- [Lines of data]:
☆ ☆ ☆ ☆ ☆

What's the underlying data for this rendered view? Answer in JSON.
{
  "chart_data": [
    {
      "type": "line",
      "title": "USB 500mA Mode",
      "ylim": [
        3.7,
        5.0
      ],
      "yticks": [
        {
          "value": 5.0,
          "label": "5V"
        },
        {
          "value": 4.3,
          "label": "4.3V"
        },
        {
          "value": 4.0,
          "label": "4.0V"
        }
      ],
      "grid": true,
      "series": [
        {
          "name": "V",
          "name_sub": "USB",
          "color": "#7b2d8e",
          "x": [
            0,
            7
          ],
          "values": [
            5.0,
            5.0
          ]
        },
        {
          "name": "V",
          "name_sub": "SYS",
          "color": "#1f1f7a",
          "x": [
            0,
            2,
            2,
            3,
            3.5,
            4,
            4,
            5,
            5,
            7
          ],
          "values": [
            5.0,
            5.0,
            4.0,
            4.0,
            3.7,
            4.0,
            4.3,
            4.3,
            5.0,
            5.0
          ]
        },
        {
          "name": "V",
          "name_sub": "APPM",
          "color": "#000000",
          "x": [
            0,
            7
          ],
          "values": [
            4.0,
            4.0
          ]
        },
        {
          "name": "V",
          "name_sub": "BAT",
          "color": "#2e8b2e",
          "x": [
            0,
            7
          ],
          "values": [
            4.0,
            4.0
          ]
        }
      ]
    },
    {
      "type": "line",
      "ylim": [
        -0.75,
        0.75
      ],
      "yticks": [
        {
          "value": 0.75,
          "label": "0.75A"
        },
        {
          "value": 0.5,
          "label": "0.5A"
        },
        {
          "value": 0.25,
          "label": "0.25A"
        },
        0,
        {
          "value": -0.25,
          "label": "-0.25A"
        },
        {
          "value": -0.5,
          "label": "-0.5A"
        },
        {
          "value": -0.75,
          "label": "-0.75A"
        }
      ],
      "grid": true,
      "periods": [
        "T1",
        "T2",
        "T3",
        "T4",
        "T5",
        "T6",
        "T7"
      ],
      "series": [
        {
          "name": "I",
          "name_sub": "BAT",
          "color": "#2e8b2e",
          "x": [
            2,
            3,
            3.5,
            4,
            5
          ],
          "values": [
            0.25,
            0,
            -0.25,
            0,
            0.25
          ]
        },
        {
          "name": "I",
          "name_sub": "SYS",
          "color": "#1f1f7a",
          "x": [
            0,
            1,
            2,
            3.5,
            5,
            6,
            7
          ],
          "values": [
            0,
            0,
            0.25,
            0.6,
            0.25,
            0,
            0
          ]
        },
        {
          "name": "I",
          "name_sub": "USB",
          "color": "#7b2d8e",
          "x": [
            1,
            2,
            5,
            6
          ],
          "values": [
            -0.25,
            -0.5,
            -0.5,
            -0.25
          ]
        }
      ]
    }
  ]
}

☆ ☆ ☆ ☆ ☆

- [JOB]: Identify and extract each line of the listing that contains "label".

- [EXPECTED ANSWER]:
          "label": "5V"
          "label": "4.3V"
          "label": "4.0V"
          "label": "0.75A"
          "label": "0.5A"
          "label": "0.25A"
          "label": "-0.25A"
          "label": "-0.5A"
          "label": "-0.75A"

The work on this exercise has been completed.